■ Directions
Extract all of the entries and give them again, word for word.
═════ Data extract
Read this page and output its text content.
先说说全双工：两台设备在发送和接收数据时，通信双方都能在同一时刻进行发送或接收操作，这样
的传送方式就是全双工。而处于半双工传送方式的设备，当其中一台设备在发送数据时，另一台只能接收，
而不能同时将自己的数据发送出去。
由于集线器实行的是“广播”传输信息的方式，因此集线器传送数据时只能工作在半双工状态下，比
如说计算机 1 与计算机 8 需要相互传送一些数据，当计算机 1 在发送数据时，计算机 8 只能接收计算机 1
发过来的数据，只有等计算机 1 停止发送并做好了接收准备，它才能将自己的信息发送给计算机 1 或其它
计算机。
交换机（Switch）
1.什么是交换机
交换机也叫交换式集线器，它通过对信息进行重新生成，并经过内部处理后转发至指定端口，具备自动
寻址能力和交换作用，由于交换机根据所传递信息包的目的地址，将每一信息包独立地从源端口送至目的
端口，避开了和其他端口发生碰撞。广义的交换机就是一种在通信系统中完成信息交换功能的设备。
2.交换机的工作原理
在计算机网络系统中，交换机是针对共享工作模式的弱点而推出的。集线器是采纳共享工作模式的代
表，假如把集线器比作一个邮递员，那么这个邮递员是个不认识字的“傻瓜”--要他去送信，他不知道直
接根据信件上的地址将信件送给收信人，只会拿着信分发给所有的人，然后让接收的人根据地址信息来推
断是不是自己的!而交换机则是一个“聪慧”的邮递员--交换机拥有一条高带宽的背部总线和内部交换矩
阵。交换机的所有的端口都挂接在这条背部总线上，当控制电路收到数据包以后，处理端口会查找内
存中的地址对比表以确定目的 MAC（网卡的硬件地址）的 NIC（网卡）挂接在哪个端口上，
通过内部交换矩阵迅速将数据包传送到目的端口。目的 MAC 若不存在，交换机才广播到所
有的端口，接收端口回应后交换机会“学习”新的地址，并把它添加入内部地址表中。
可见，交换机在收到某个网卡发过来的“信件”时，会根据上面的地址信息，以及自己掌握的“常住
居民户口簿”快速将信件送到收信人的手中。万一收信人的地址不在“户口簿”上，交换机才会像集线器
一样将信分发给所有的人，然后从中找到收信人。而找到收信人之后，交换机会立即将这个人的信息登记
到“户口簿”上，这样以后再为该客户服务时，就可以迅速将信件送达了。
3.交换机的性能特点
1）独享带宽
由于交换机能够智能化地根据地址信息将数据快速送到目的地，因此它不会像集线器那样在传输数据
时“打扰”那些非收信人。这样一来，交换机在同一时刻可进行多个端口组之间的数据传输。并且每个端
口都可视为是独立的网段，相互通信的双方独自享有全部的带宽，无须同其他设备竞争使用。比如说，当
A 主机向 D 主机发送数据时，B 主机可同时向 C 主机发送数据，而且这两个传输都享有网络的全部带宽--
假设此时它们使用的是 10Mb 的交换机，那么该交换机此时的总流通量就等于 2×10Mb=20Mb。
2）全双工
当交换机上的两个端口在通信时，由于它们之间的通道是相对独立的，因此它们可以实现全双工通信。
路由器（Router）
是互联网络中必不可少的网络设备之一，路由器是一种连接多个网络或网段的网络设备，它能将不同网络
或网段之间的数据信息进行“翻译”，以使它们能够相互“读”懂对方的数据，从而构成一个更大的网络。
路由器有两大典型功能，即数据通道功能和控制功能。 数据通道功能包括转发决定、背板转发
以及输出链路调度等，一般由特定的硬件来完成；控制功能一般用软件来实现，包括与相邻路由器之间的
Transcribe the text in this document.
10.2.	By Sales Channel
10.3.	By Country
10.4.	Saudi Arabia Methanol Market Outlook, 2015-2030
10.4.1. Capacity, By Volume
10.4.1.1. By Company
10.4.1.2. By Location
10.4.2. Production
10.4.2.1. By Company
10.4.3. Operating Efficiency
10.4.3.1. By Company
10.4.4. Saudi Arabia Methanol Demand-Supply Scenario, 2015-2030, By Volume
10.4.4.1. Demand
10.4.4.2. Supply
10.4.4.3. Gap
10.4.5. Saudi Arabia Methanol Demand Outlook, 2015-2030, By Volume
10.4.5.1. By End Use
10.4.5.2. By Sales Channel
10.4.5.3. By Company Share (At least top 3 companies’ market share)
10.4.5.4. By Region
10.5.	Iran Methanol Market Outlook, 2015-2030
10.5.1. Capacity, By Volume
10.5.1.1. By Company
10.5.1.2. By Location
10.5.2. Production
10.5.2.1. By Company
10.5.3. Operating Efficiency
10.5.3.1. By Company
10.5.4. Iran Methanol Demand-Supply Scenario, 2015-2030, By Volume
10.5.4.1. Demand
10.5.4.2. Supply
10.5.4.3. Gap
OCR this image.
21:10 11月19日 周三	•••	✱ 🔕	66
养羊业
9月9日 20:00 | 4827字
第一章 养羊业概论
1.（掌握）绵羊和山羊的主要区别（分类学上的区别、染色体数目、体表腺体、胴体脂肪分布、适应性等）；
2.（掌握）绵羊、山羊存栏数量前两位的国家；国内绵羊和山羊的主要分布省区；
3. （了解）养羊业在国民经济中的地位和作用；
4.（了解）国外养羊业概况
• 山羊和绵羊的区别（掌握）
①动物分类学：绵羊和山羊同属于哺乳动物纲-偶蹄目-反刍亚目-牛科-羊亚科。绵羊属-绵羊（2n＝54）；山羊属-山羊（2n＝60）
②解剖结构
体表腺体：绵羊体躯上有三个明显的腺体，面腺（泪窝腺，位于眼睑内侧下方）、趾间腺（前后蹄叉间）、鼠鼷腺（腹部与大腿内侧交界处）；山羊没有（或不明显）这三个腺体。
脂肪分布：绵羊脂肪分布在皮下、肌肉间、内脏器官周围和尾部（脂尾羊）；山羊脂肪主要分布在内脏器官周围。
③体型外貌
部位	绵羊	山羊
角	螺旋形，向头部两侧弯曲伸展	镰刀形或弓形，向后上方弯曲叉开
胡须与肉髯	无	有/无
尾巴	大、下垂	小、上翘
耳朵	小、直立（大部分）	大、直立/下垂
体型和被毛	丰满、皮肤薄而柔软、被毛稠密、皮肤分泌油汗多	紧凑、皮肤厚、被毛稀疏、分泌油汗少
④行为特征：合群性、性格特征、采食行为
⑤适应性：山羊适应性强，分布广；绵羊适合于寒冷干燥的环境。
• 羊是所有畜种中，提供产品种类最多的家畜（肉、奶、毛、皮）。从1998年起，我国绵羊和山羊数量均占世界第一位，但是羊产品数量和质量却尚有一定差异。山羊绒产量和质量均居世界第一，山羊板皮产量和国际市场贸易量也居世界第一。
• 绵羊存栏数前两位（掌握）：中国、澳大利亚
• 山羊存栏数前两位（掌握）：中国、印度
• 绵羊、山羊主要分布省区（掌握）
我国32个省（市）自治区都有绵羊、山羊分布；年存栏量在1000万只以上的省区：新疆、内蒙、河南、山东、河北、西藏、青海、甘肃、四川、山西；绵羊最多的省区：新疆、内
══════════
■ Exercise output
Read this page and output its text content.
先说说全双工：两台设备在发送和接收数据时，通信双方都能在同一时刻进行发送或接收操作，这样
的传送方式就是全双工。而处于半双工传送方式的设备，当其中一台设备在发送数据时，另一台只能接收，
而不能同时将自己的数据发送出去。
由于集线器实行的是“广播”传输信息的方式，因此集线器传送数据时只能工作在半双工状态下，比
如说计算机 1 与计算机 8 需要相互传送一些数据，当计算机 1 在发送数据时，计算机 8 只能接收计算机 1
发过来的数据，只有等计算机 1 停止发送并做好了接收准备，它才能将自己的信息发送给计算机 1 或其它
计算机。
交换机（Switch）
1.什么是交换机
交换机也叫交换式集线器，它通过对信息进行重新生成，并经过内部处理后转发至指定端口，具备自动
寻址能力和交换作用，由于交换机根据所传递信息包的目的地址，将每一信息包独立地从源端口送至目的
端口，避开了和其他端口发生碰撞。广义的交换机就是一种在通信系统中完成信息交换功能的设备。
2.交换机的工作原理
在计算机网络系统中，交换机是针对共享工作模式的弱点而推出的。集线器是采纳共享工作模式的代
表，假如把集线器比作一个邮递员，那么这个邮递员是个不认识字的“傻瓜”--要他去送信，他不知道直
接根据信件上的地址将信件送给收信人，只会拿着信分发给所有的人，然后让接收的人根据地址信息来推
断是不是自己的!而交换机则是一个“聪慧”的邮递员--交换机拥有一条高带宽的背部总线和内部交换矩
阵。交换机的所有的端口都挂接在这条背部总线上，当控制电路收到数据包以后，处理端口会查找内
存中的地址对比表以确定目的 MAC（网卡的硬件地址）的 NIC（网卡）挂接在哪个端口上，
通过内部交换矩阵迅速将数据包传送到目的端口。目的 MAC 若不存在，交换机才广播到所
有的端口，接收端口回应后交换机会“学习”新的地址，并把它添加入内部地址表中。
可见，交换机在收到某个网卡发过来的“信件”时，会根据上面的地址信息，以及自己掌握的“常住
居民户口簿”快速将信件送到收信人的手中。万一收信人的地址不在“户口簿”上，交换机才会像集线器
一样将信分发给所有的人，然后从中找到收信人。而找到收信人之后，交换机会立即将这个人的信息登记
到“户口簿”上，这样以后再为该客户服务时，就可以迅速将信件送达了。
3.交换机的性能特点
1）独享带宽
由于交换机能够智能化地根据地址信息将数据快速送到目的地，因此它不会像集线器那样在传输数据
时“打扰”那些非收信人。这样一来，交换机在同一时刻可进行多个端口组之间的数据传输。并且每个端
口都可视为是独立的网段，相互通信的双方独自享有全部的带宽，无须同其他设备竞争使用。比如说，当
A 主机向 D 主机发送数据时，B 主机可同时向 C 主机发送数据，而且这两个传输都享有网络的全部带宽--
假设此时它们使用的是 10Mb 的交换机，那么该交换机此时的总流通量就等于 2×10Mb=20Mb。
2）全双工
当交换机上的两个端口在通信时，由于它们之间的通道是相对独立的，因此它们可以实现全双工通信。
路由器（Router）
是互联网络中必不可少的网络设备之一，路由器是一种连接多个网络或网段的网络设备，它能将不同网络
或网段之间的数据信息进行“翻译”，以使它们能够相互“读”懂对方的数据，从而构成一个更大的网络。
路由器有两大典型功能，即数据通道功能和控制功能。 数据通道功能包括转发决定、背板转发
以及输出链路调度等，一般由特定的硬件来完成；控制功能一般用软件来实现，包括与相邻路由器之间的
Transcribe the text in this document.
10.2.	By Sales Channel
10.3.	By Country
10.4.	Saudi Arabia Methanol Market Outlook, 2015-2030
10.4.1. Capacity, By Volume
10.4.1.1. By Company
10.4.1.2. By Location
10.4.2. Production
10.4.2.1. By Company
10.4.3. Operating Efficiency
10.4.3.1. By Company
10.4.4. Saudi Arabia Methanol Demand-Supply Scenario, 2015-2030, By Volume
10.4.4.1. Demand
10.4.4.2. Supply
10.4.4.3. Gap
10.4.5. Saudi Arabia Methanol Demand Outlook, 2015-2030, By Volume
10.4.5.1. By End Use
10.4.5.2. By Sales Channel
10.4.5.3. By Company Share (At least top 3 companies’ market share)
10.4.5.4. By Region
10.5.	Iran Methanol Market Outlook, 2015-2030
10.5.1. Capacity, By Volume
10.5.1.1. By Company
10.5.1.2. By Location
10.5.2. Production
10.5.2.1. By Company
10.5.3. Operating Efficiency
10.5.3.1. By Company
10.5.4. Iran Methanol Demand-Supply Scenario, 2015-2030, By Volume
10.5.4.1. Demand
10.5.4.2. Supply
10.5.4.3. Gap
OCR this image.
21:10 11月19日 周三	•••	✱ 🔕	66
养羊业
9月9日 20:00 | 4827字
第一章 养羊业概论
1.（掌握）绵羊和山羊的主要区别（分类学上的区别、染色体数目、体表腺体、胴体脂肪分布、适应性等）；
2.（掌握）绵羊、山羊存栏数量前两位的国家；国内绵羊和山羊的主要分布省区；
3. （了解）养羊业在国民经济中的地位和作用；
4.（了解）国外养羊业概况
• 山羊和绵羊的区别（掌握）
①动物分类学：绵羊和山羊同属于哺乳动物纲-偶蹄目-反刍亚目-牛科-羊亚科。绵羊属-绵羊（2n＝54）；山羊属-山羊（2n＝60）
②解剖结构
体表腺体：绵羊体躯上有三个明显的腺体，面腺（泪窝腺，位于眼睑内侧下方）、趾间腺（前后蹄叉间）、鼠鼷腺（腹部与大腿内侧交界处）；山羊没有（或不明显）这三个腺体。
脂肪分布：绵羊脂肪分布在皮下、肌肉间、内脏器官周围和尾部（脂尾羊）；山羊脂肪主要分布在内脏器官周围。
③体型外貌
部位	绵羊	山羊
角	螺旋形，向头部两侧弯曲伸展	镰刀形或弓形，向后上方弯曲叉开
胡须与肉髯	无	有/无
尾巴	大、下垂	小、上翘
耳朵	小、直立（大部分）	大、直立/下垂
体型和被毛	丰满、皮肤薄而柔软、被毛稠密、皮肤分泌油汗多	紧凑、皮肤厚、被毛稀疏、分泌油汗少
④行为特征：合群性、性格特征、采食行为
⑤适应性：山羊适应性强，分布广；绵羊适合于寒冷干燥的环境。
• 羊是所有畜种中，提供产品种类最多的家畜（肉、奶、毛、皮）。从1998年起，我国绵羊和山羊数量均占世界第一位，但是羊产品数量和质量却尚有一定差异。山羊绒产量和质量均居世界第一，山羊板皮产量和国际市场贸易量也居世界第一。
• 绵羊存栏数前两位（掌握）：中国、澳大利亚
• 山羊存栏数前两位（掌握）：中国、印度
• 绵羊、山羊主要分布省区（掌握）
我国32个省（市）自治区都有绵羊、山羊分布；年存栏量在1000万只以上的省区：新疆、内蒙、河南、山东、河北、西藏、青海、甘肃、四川、山西；绵羊最多的省区：新疆、内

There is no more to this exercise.